- Exercise -
Reproduce the entries verbatim from their first line up to and including the line that contains "daily-open-label: Open P&L: −0.00011, Qty: 2…".

- Records shown -

--- start ---

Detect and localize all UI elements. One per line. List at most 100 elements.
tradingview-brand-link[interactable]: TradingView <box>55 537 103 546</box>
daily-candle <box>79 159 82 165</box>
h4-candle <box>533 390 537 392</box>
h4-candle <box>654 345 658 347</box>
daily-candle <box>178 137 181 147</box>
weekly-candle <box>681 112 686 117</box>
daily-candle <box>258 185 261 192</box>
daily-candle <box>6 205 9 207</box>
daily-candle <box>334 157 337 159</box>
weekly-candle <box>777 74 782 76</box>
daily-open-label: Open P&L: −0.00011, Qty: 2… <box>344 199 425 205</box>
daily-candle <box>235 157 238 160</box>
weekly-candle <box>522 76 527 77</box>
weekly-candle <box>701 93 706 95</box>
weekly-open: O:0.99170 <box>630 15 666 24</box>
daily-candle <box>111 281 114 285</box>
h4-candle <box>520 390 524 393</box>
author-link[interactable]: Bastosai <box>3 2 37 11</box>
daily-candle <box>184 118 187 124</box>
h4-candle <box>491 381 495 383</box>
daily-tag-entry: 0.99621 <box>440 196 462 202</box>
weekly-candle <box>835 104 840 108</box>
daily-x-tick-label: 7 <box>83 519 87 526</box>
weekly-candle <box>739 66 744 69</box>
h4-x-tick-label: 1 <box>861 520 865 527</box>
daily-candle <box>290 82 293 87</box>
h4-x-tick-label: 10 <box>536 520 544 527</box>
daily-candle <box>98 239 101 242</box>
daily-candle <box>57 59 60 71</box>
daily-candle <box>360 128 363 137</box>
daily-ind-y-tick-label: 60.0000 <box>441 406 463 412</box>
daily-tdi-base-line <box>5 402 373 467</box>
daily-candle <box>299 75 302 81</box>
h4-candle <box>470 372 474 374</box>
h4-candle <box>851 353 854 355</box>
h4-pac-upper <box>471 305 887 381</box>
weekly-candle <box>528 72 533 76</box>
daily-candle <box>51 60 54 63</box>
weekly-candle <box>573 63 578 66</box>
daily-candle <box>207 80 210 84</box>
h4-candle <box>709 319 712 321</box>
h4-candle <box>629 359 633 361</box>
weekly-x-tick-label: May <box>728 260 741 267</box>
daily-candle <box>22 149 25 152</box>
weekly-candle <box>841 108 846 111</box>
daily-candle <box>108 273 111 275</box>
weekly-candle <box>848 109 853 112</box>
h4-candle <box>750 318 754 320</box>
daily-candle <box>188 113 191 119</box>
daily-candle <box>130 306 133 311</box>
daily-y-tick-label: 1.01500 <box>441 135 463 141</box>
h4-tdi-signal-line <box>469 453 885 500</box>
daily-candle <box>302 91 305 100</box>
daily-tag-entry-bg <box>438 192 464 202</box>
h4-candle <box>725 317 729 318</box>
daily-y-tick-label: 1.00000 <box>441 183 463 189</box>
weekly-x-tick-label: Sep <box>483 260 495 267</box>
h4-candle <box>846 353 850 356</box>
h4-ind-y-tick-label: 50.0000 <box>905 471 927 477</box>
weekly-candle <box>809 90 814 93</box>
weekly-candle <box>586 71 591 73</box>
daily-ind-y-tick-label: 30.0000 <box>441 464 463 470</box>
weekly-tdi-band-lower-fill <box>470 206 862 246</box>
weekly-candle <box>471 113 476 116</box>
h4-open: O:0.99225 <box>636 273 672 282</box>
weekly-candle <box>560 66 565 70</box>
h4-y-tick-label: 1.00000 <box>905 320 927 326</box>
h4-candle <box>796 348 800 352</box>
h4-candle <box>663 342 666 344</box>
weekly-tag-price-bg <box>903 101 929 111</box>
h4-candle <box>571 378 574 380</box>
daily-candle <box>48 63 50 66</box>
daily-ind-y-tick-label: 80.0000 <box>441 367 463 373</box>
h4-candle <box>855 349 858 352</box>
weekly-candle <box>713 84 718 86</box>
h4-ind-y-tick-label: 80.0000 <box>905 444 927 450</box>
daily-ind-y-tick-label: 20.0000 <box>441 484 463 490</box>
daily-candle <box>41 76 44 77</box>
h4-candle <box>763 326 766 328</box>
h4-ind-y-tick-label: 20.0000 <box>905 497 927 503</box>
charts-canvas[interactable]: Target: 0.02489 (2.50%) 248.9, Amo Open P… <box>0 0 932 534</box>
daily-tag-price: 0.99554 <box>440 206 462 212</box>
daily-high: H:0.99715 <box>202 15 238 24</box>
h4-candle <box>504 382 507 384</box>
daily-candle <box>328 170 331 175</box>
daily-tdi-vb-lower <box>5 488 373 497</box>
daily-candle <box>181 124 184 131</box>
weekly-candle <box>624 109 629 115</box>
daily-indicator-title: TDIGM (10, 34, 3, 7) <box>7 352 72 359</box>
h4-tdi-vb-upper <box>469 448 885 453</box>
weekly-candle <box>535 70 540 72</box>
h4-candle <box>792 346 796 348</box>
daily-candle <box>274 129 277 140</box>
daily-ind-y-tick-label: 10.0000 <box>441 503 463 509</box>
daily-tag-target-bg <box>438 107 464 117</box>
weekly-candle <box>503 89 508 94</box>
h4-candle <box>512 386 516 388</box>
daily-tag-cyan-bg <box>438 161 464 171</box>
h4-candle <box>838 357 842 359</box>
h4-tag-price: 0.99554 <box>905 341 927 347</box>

--- end ---

- Task solution -
Detect and localize all UI elements. One per line. List at most 100 elements.
tradingview-brand-link[interactable]: TradingView <box>55 537 103 546</box>
daily-candle <box>79 159 82 165</box>
h4-candle <box>533 390 537 392</box>
h4-candle <box>654 345 658 347</box>
daily-candle <box>178 137 181 147</box>
weekly-candle <box>681 112 686 117</box>
daily-candle <box>258 185 261 192</box>
daily-candle <box>6 205 9 207</box>
daily-candle <box>334 157 337 159</box>
weekly-candle <box>777 74 782 76</box>
daily-open-label: Open P&L: −0.00011, Qty: 2… <box>344 199 425 205</box>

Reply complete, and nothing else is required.